Copy every line in the records below that contains the word "агрегатов".

*Extracted entries*.
=====

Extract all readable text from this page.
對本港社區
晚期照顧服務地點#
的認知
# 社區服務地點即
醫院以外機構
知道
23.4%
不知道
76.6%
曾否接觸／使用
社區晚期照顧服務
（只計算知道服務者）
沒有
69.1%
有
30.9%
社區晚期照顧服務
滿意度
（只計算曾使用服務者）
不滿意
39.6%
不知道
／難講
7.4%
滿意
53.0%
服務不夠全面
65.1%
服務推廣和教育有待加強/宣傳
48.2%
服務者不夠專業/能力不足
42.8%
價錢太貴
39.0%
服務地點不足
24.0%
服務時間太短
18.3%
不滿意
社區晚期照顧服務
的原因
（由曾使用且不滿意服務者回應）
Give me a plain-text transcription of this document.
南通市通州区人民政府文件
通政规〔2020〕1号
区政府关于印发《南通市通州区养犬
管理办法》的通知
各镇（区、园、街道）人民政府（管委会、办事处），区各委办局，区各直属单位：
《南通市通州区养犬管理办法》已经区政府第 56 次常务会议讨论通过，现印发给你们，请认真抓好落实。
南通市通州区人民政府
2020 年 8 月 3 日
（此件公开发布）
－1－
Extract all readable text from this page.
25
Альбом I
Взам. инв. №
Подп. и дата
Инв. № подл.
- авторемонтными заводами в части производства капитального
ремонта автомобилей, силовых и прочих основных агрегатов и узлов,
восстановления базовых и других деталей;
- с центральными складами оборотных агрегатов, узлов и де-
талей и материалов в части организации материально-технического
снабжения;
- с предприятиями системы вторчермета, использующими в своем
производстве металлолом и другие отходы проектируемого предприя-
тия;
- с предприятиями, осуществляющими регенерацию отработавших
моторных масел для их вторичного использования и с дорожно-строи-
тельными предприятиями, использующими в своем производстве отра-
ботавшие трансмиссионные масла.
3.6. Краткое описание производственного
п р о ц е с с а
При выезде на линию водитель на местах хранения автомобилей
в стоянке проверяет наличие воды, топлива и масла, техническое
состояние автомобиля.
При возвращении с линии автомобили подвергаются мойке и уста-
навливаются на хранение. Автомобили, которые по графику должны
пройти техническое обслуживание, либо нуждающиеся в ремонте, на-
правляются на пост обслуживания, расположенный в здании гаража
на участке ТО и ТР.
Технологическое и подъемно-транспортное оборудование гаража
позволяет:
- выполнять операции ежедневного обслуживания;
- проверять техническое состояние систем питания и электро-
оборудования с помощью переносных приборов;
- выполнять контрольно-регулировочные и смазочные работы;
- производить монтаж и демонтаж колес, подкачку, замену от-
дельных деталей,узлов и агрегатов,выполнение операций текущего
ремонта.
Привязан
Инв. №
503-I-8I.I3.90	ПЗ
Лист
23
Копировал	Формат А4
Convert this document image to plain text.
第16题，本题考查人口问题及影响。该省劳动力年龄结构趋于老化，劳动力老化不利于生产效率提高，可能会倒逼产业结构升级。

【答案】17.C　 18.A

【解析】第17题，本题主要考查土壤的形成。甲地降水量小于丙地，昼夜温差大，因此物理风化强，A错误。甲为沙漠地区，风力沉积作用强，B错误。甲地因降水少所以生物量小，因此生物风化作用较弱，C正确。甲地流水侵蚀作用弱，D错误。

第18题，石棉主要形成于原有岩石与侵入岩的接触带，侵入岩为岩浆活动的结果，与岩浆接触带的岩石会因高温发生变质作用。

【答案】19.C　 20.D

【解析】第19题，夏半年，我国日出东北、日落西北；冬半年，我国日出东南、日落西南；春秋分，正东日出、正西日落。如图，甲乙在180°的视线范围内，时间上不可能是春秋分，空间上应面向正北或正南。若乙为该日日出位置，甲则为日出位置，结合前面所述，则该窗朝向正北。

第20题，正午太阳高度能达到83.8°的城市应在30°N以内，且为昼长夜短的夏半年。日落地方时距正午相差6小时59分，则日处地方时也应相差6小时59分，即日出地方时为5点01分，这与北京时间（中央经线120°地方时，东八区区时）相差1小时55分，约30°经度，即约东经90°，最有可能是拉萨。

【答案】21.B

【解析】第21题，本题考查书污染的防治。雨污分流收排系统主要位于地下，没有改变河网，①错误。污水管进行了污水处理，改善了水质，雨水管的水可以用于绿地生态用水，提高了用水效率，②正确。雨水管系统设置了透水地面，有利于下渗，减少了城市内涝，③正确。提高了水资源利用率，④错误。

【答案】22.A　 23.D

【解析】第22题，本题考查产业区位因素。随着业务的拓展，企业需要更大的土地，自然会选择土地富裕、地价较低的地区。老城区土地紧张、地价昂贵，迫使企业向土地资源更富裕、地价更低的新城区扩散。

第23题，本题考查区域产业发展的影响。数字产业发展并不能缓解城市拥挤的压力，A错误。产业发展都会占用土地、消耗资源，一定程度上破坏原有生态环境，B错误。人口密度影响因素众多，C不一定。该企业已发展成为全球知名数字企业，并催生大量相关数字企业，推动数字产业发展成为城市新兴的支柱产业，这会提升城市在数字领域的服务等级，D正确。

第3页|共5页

=====

*Output below*.
ремонта автомобилей, силовых и прочих основных агрегатов и узлов,
- с центральными складами оборотных агрегатов, узлов и де-
дельных деталей,узлов и агрегатов,выполнение операций текущего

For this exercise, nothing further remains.